What the exercise asks
Among the entries below, find the lines with "Volume" and copy them.

Figure content listings:
• • •

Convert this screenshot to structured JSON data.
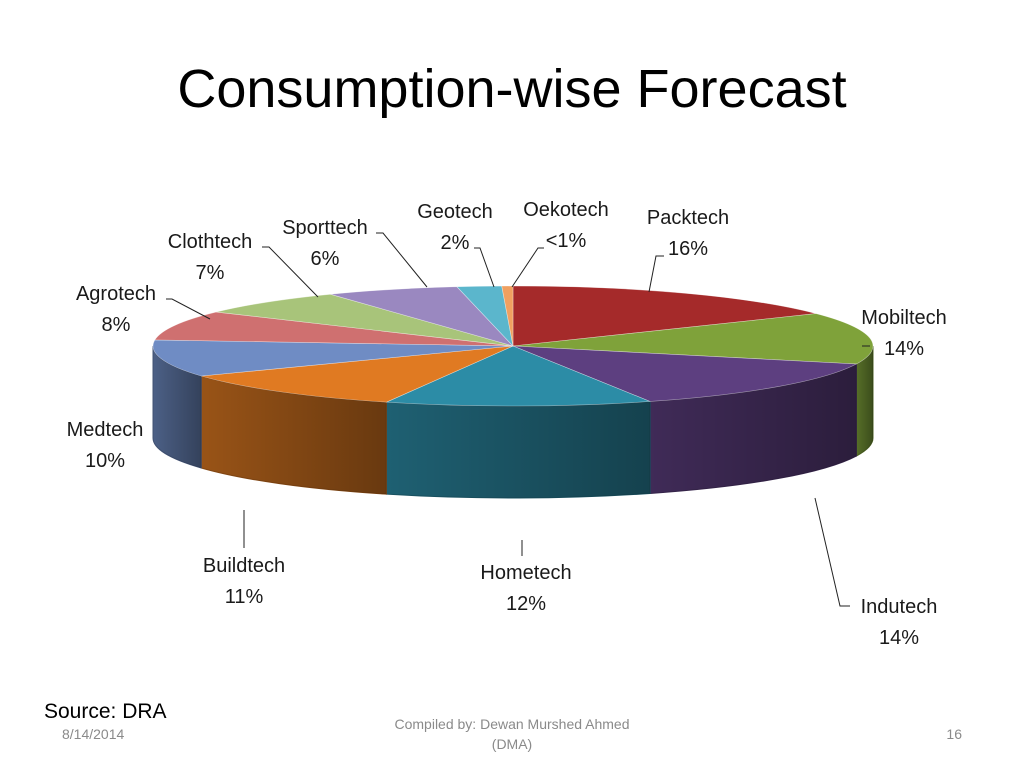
{
  "slide": {
    "title": "Consumption-wise Forecast",
    "source": "Source: DRA",
    "footer": {
      "date": "8/14/2014",
      "compiled_line1": "Compiled by: Dewan Murshed Ahmed",
      "compiled_line2": "(DMA)",
      "page": "16"
    }
  },
  "chart_data": {
    "type": "pie",
    "style": "3d-exploded-none",
    "title": "",
    "legend": "none",
    "slices": [
      {
        "name": "Packtech",
        "value": 16,
        "label": "16%",
        "color": "#a52a2a"
      },
      {
        "name": "Mobiltech",
        "value": 14,
        "label": "14%",
        "color": "#7fa23a"
      },
      {
        "name": "Indutech",
        "value": 14,
        "label": "14%",
        "color": "#5d3f80"
      },
      {
        "name": "Hometech",
        "value": 12,
        "label": "12%",
        "color": "#2c8ca6"
      },
      {
        "name": "Buildtech",
        "value": 11,
        "label": "11%",
        "color": "#e07a22"
      },
      {
        "name": "Medtech",
        "value": 10,
        "label": "10%",
        "color": "#6f8cc4"
      },
      {
        "name": "Agrotech",
        "value": 8,
        "label": "8%",
        "color": "#cf7070"
      },
      {
        "name": "Clothtech",
        "value": 7,
        "label": "7%",
        "color": "#a8c47a"
      },
      {
        "name": "Sporttech",
        "value": 6,
        "label": "6%",
        "color": "#9a88c0"
      },
      {
        "name": "Geotech",
        "value": 2,
        "label": "2%",
        "color": "#5bb6cc"
      },
      {
        "name": "Oekotech",
        "value": 0.5,
        "label": "<1%",
        "color": "#f0a060"
      }
    ]
  }
}
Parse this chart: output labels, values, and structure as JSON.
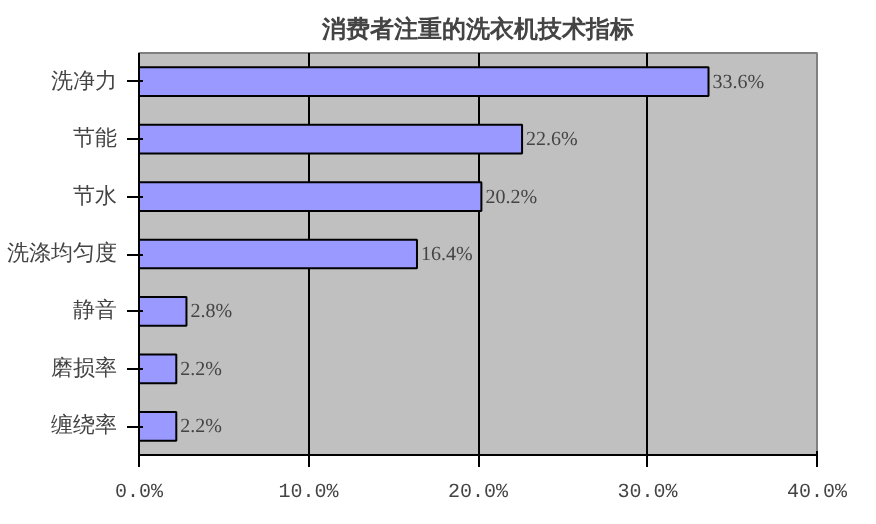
{
  "chart_data": {
    "type": "bar",
    "orientation": "horizontal",
    "title": "消费者注重的洗衣机技术指标",
    "categories": [
      "洗净力",
      "节能",
      "节水",
      "洗涤均匀度",
      "静音",
      "磨损率",
      "缠绕率"
    ],
    "values": [
      33.6,
      22.6,
      20.2,
      16.4,
      2.8,
      2.2,
      2.2
    ],
    "value_labels": [
      "33.6%",
      "22.6%",
      "20.2%",
      "16.4%",
      "2.8%",
      "2.2%",
      "2.2%"
    ],
    "color": "#9999ff",
    "xlim": [
      0,
      40
    ],
    "xticks": [
      {
        "value": 0,
        "label": "0.0%"
      },
      {
        "value": 10,
        "label": "10.0%"
      },
      {
        "value": 20,
        "label": "20.0%"
      },
      {
        "value": 30,
        "label": "30.0%"
      },
      {
        "value": 40,
        "label": "40.0%"
      }
    ],
    "grid": "x"
  }
}
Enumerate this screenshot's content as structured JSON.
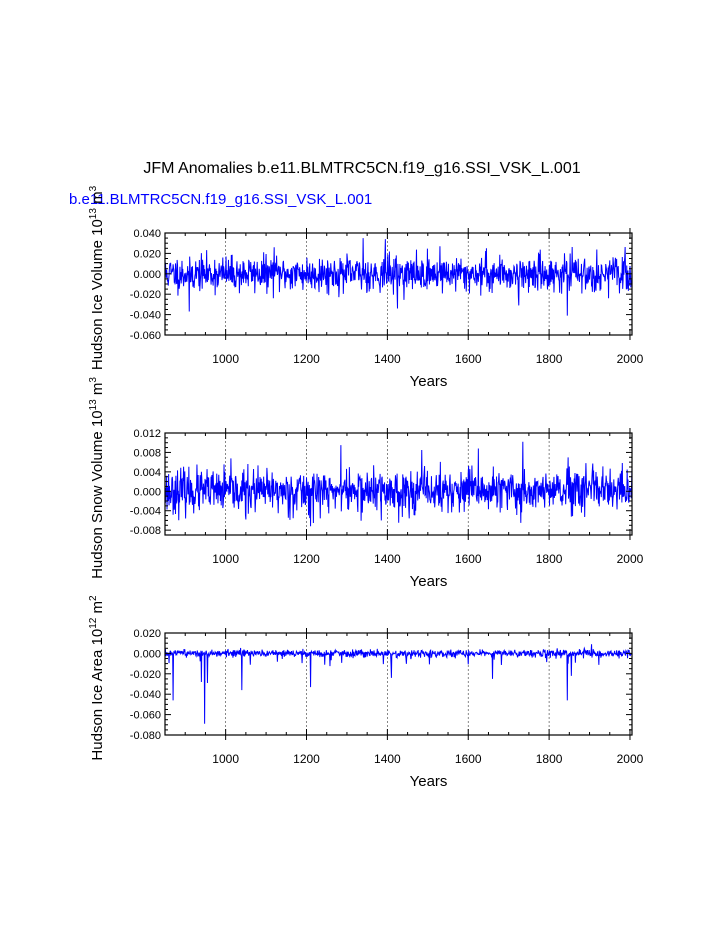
{
  "header": {
    "title": "JFM Anomalies b.e11.BLMTRC5CN.f19_g16.SSI_VSK_L.001",
    "subtitle": "b.e11.BLMTRC5CN.f19_g16.SSI_VSK_L.001",
    "subtitle_color": "#0000ff"
  },
  "line_color": "#0000ff",
  "chart_data": [
    {
      "type": "line",
      "xlabel": "Years",
      "ylabel_main": "Hudson Ice Volume 10",
      "ylabel_exp": "13",
      "ylabel_unit": " m",
      "ylabel_unit_exp": "3",
      "xlim": [
        850,
        2005
      ],
      "ylim": [
        -0.06,
        0.04
      ],
      "xticks": [
        1000,
        1200,
        1400,
        1600,
        1800,
        2000
      ],
      "xtick_labels": [
        "1000",
        "1200",
        "1400",
        "1600",
        "1800",
        "2000"
      ],
      "yticks": [
        -0.06,
        -0.04,
        -0.02,
        0.0,
        0.02,
        0.04
      ],
      "ytick_labels": [
        "-0.060",
        "-0.040",
        "-0.020",
        "0.000",
        "0.020",
        "0.040"
      ],
      "x_gridlines": [
        1000,
        1200,
        1400,
        1600,
        1800
      ],
      "series": [
        {
          "x_start": 850,
          "x_end": 2005,
          "noise_std": 0.0085,
          "seed": 11,
          "spikes": [
            [
              1340,
              0.035
            ],
            [
              1395,
              0.034
            ],
            [
              1425,
              -0.034
            ],
            [
              1530,
              0.027
            ],
            [
              1725,
              -0.031
            ],
            [
              1845,
              -0.041
            ],
            [
              910,
              -0.037
            ],
            [
              1120,
              0.026
            ],
            [
              1645,
              0.025
            ]
          ]
        }
      ]
    },
    {
      "type": "line",
      "xlabel": "Years",
      "ylabel_main": "Hudson Snow Volume 10",
      "ylabel_exp": "13",
      "ylabel_unit": " m",
      "ylabel_unit_exp": "3",
      "xlim": [
        850,
        2005
      ],
      "ylim": [
        -0.009,
        0.012
      ],
      "xticks": [
        1000,
        1200,
        1400,
        1600,
        1800,
        2000
      ],
      "xtick_labels": [
        "1000",
        "1200",
        "1400",
        "1600",
        "1800",
        "2000"
      ],
      "yticks": [
        -0.008,
        -0.004,
        0.0,
        0.004,
        0.008,
        0.012
      ],
      "ytick_labels": [
        "-0.008",
        "-0.004",
        "0.000",
        "0.004",
        "0.008",
        "0.012"
      ],
      "x_gridlines": [
        1000,
        1200,
        1400,
        1600,
        1800
      ],
      "series": [
        {
          "x_start": 850,
          "x_end": 2005,
          "noise_std": 0.0022,
          "seed": 23,
          "spikes": [
            [
              1735,
              0.0102
            ],
            [
              1285,
              0.0095
            ],
            [
              1485,
              0.0085
            ],
            [
              1625,
              0.0088
            ],
            [
              1210,
              -0.0072
            ],
            [
              1730,
              -0.0065
            ],
            [
              1050,
              -0.0058
            ],
            [
              1385,
              -0.006
            ]
          ]
        }
      ]
    },
    {
      "type": "line",
      "xlabel": "Years",
      "ylabel_main": "Hudson Ice Area 10",
      "ylabel_exp": "12",
      "ylabel_unit": " m",
      "ylabel_unit_exp": "2",
      "xlim": [
        850,
        2005
      ],
      "ylim": [
        -0.08,
        0.02
      ],
      "xticks": [
        1000,
        1200,
        1400,
        1600,
        1800,
        2000
      ],
      "xtick_labels": [
        "1000",
        "1200",
        "1400",
        "1600",
        "1800",
        "2000"
      ],
      "yticks": [
        -0.08,
        -0.06,
        -0.04,
        -0.02,
        0.0,
        0.02
      ],
      "ytick_labels": [
        "-0.080",
        "-0.060",
        "-0.040",
        "-0.020",
        "0.000",
        "0.020"
      ],
      "x_gridlines": [
        1000,
        1200,
        1400,
        1600,
        1800
      ],
      "series": [
        {
          "x_start": 850,
          "x_end": 2005,
          "noise_std": 0.0022,
          "seed": 37,
          "neg_skew": true,
          "spikes": [
            [
              948,
              -0.069
            ],
            [
              870,
              -0.046
            ],
            [
              940,
              -0.028
            ],
            [
              955,
              -0.029
            ],
            [
              1040,
              -0.036
            ],
            [
              1210,
              -0.033
            ],
            [
              1845,
              -0.046
            ],
            [
              1855,
              -0.022
            ],
            [
              1660,
              -0.025
            ],
            [
              1410,
              -0.024
            ],
            [
              1905,
              0.009
            ]
          ]
        }
      ]
    }
  ]
}
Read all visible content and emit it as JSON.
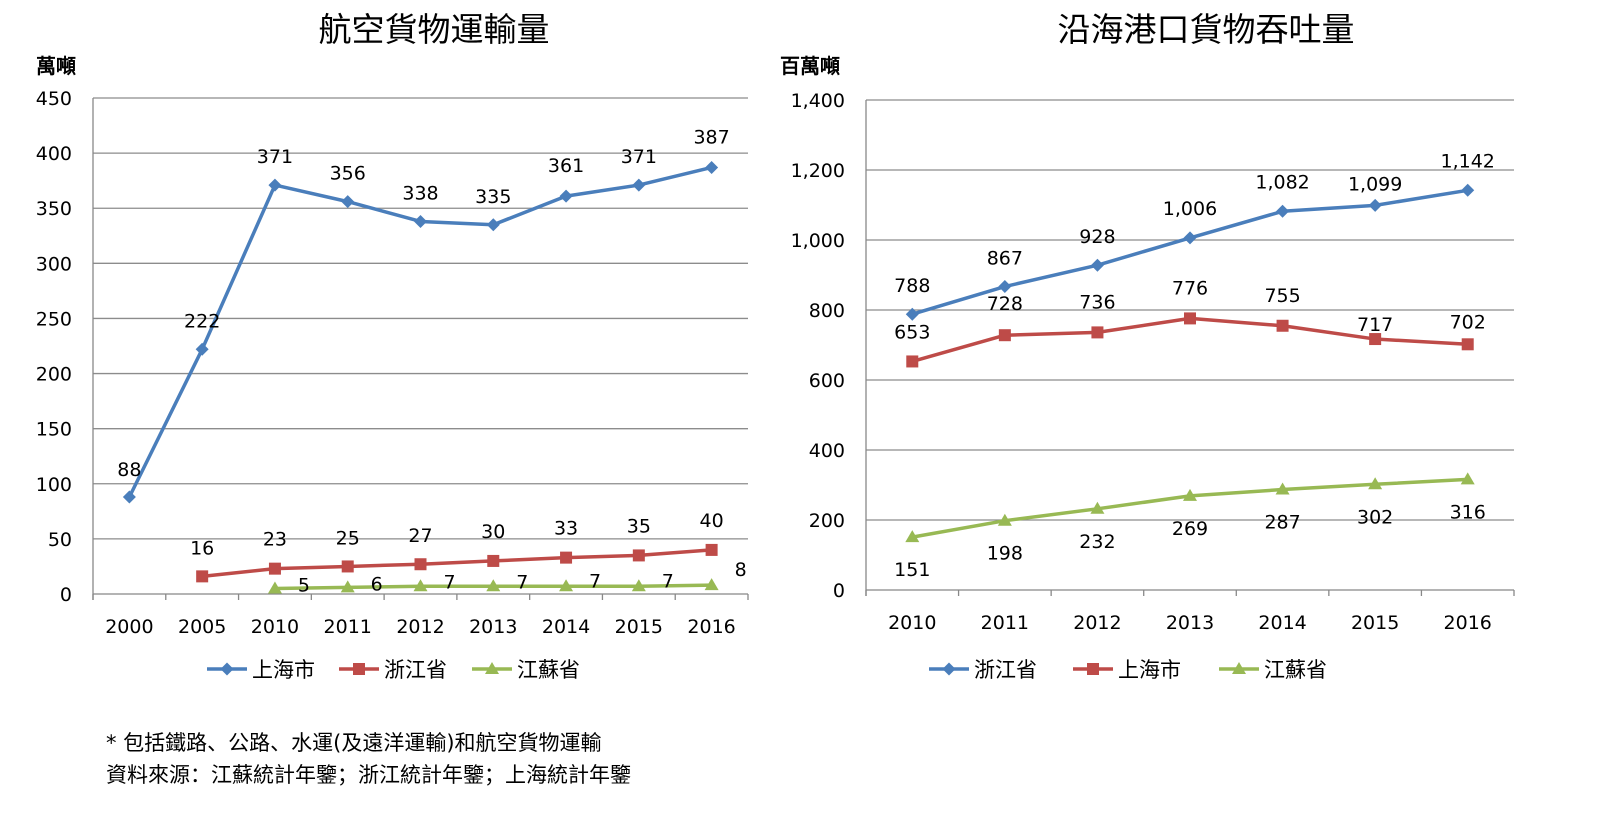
{
  "colors": {
    "blue": "#4a7ebb",
    "red": "#be4b48",
    "green": "#98b954",
    "grid": "#8c8c8c",
    "axis": "#888888"
  },
  "chart_data": [
    {
      "type": "line",
      "title": "航空貨物運輸量",
      "ylabel": "萬噸",
      "xlabel": "",
      "categories": [
        "2000",
        "2005",
        "2010",
        "2011",
        "2012",
        "2013",
        "2014",
        "2015",
        "2016"
      ],
      "ylim": [
        0,
        450
      ],
      "yticks": [
        0,
        50,
        100,
        150,
        200,
        250,
        300,
        350,
        400,
        450
      ],
      "ytick_labels": [
        "0",
        "50",
        "100",
        "150",
        "200",
        "250",
        "300",
        "350",
        "400",
        "450"
      ],
      "grid": true,
      "legend_position": "bottom",
      "series": [
        {
          "name": "上海市",
          "color": "blue",
          "marker": "diamond",
          "values": [
            88,
            222,
            371,
            356,
            338,
            335,
            361,
            371,
            387
          ],
          "labels": [
            "88",
            "222",
            "371",
            "356",
            "338",
            "335",
            "361",
            "371",
            "387"
          ]
        },
        {
          "name": "浙江省",
          "color": "red",
          "marker": "square",
          "values": [
            null,
            16,
            23,
            25,
            27,
            30,
            33,
            35,
            40
          ],
          "labels": [
            null,
            "16",
            "23",
            "25",
            "27",
            "30",
            "33",
            "35",
            "40"
          ]
        },
        {
          "name": "江蘇省",
          "color": "green",
          "marker": "triangle",
          "values": [
            null,
            null,
            5,
            6,
            7,
            7,
            7,
            7,
            8
          ],
          "labels": [
            null,
            null,
            "5",
            "6",
            "7",
            "7",
            "7",
            "7",
            "8"
          ]
        }
      ]
    },
    {
      "type": "line",
      "title": "沿海港口貨物吞吐量",
      "ylabel": "百萬噸",
      "xlabel": "",
      "categories": [
        "2010",
        "2011",
        "2012",
        "2013",
        "2014",
        "2015",
        "2016"
      ],
      "ylim": [
        0,
        1400
      ],
      "yticks": [
        0,
        200,
        400,
        600,
        800,
        1000,
        1200,
        1400
      ],
      "ytick_labels": [
        "0",
        "200",
        "400",
        "600",
        "800",
        "1,000",
        "1,200",
        "1,400"
      ],
      "grid": true,
      "legend_position": "bottom",
      "series": [
        {
          "name": "浙江省",
          "color": "blue",
          "marker": "diamond",
          "values": [
            788,
            867,
            928,
            1006,
            1082,
            1099,
            1142
          ],
          "labels": [
            "788",
            "867",
            "928",
            "1,006",
            "1,082",
            "1,099",
            "1,142"
          ]
        },
        {
          "name": "上海市",
          "color": "red",
          "marker": "square",
          "values": [
            653,
            728,
            736,
            776,
            755,
            717,
            702
          ],
          "labels": [
            "653",
            "728",
            "736",
            "776",
            "755",
            "717",
            "702"
          ]
        },
        {
          "name": "江蘇省",
          "color": "green",
          "marker": "triangle",
          "values": [
            151,
            198,
            232,
            269,
            287,
            302,
            316
          ],
          "labels": [
            "151",
            "198",
            "232",
            "269",
            "287",
            "302",
            "316"
          ]
        }
      ]
    }
  ],
  "notes": {
    "line1": "* 包括鐵路、公路、水運(及遠洋運輸)和航空貨物運輸",
    "line2": "資料來源：江蘇統計年鑒；浙江統計年鑒；上海統計年鑒"
  }
}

• • •

Output for this task
      "ylabel_main": "Hudson Ice Volume 10",
      "ylabel_main": "Hudson Snow Volume 10",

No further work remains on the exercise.